→ Goal
Set each record down exactly, excluding all images.

:::::

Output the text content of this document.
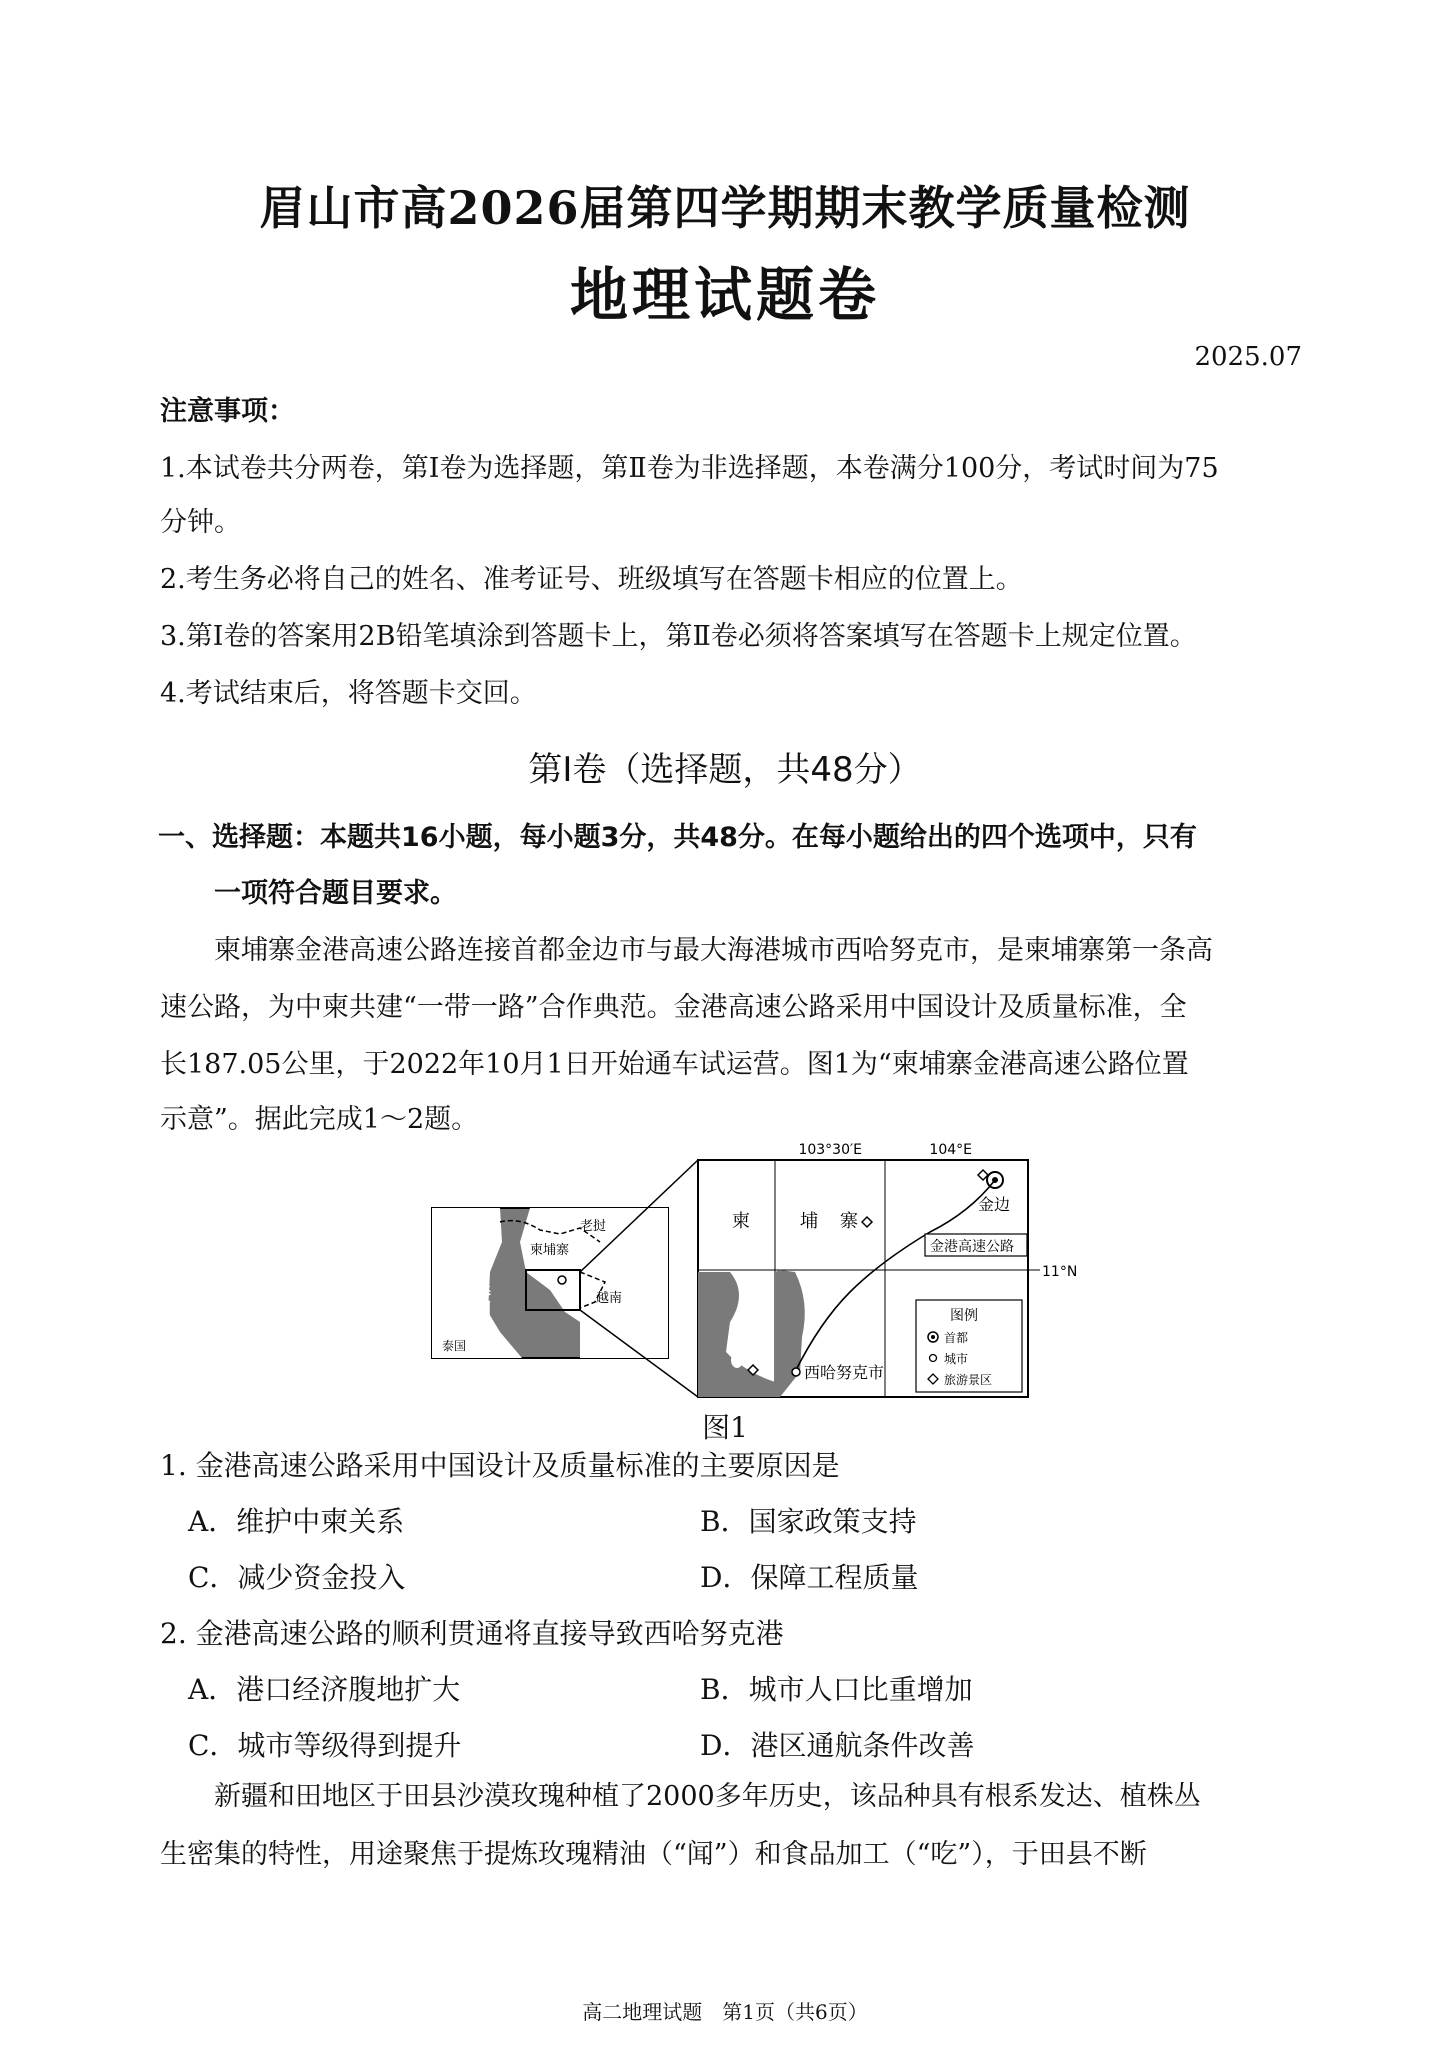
眉山市高2026届第四学期期末教学质量检测
地理试题卷
2025.07
注意事项：
1.本试卷共分两卷，第Ⅰ卷为选择题，第Ⅱ卷为非选择题，本卷满分100分，考试时间为75
分钟。
2.考生务必将自己的姓名、准考证号、班级填写在答题卡相应的位置上。
3.第Ⅰ卷的答案用2B铅笔填涂到答题卡上，第Ⅱ卷必须将答案填写在答题卡上规定位置。
4.考试结束后，将答题卡交回。
第Ⅰ卷（选择题，共48分）
一、选择题：本题共16小题，每小题3分，共48分。在每小题给出的四个选项中，只有
一项符合题目要求。
柬埔寨金港高速公路连接首都金边市与最大海港城市西哈努克市，是柬埔寨第一条高
速公路，为中柬共建“一带一路”合作典范。金港高速公路采用中国设计及质量标准，全
长187.05公里，于2022年10月1日开始通车试运营。图1为“柬埔寨金港高速公路位置
示意”。据此完成1～2题。
老挝
柬埔寨
越南
泰国
泰国湾
103°30′E	104°E
11°N
柬	埔 寨
金边
金港高速公路
西哈努克市
图例
首都
城市
旅游景区
图1
1. 金港高速公路采用中国设计及质量标准的主要原因是
A．维护中柬关系	B．国家政策支持
C．减少资金投入	D．保障工程质量
2. 金港高速公路的顺利贯通将直接导致西哈努克港
A．港口经济腹地扩大	B．城市人口比重增加
C．城市等级得到提升	D．港区通航条件改善
新疆和田地区于田县沙漠玫瑰种植了2000多年历史，该品种具有根系发达、植株丛
生密集的特性，用途聚焦于提炼玫瑰精油（“闻”）和食品加工（“吃”），于田县不断
高二地理试题　第1页（共6页）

:::::

→ Written answer
Output the text content of this document.
眉山市高2026届第四学期期末教学质量检测
地理试题卷
2025.07
注意事项：
1.本试卷共分两卷，第Ⅰ卷为选择题，第Ⅱ卷为非选择题，本卷满分100分，考试时间为75
分钟。
2.考生务必将自己的姓名、准考证号、班级填写在答题卡相应的位置上。
3.第Ⅰ卷的答案用2B铅笔填涂到答题卡上，第Ⅱ卷必须将答案填写在答题卡上规定位置。
4.考试结束后，将答题卡交回。
第Ⅰ卷（选择题，共48分）
一、选择题：本题共16小题，每小题3分，共48分。在每小题给出的四个选项中，只有
一项符合题目要求。
柬埔寨金港高速公路连接首都金边市与最大海港城市西哈努克市，是柬埔寨第一条高
速公路，为中柬共建“一带一路”合作典范。金港高速公路采用中国设计及质量标准，全
长187.05公里，于2022年10月1日开始通车试运营。图1为“柬埔寨金港高速公路位置
示意”。据此完成1～2题。
老挝
柬埔寨
越南
泰国
泰国湾
103°30′E	104°E
11°N
柬	埔 寨
金边
金港高速公路
西哈努克市
图例
首都
城市
旅游景区
图1
1. 金港高速公路采用中国设计及质量标准的主要原因是
A．维护中柬关系	B．国家政策支持
C．减少资金投入	D．保障工程质量
2. 金港高速公路的顺利贯通将直接导致西哈努克港
A．港口经济腹地扩大	B．城市人口比重增加
C．城市等级得到提升	D．港区通航条件改善
新疆和田地区于田县沙漠玫瑰种植了2000多年历史，该品种具有根系发达、植株丛
生密集的特性，用途聚焦于提炼玫瑰精油（“闻”）和食品加工（“吃”），于田县不断
高二地理试题　第1页（共6页）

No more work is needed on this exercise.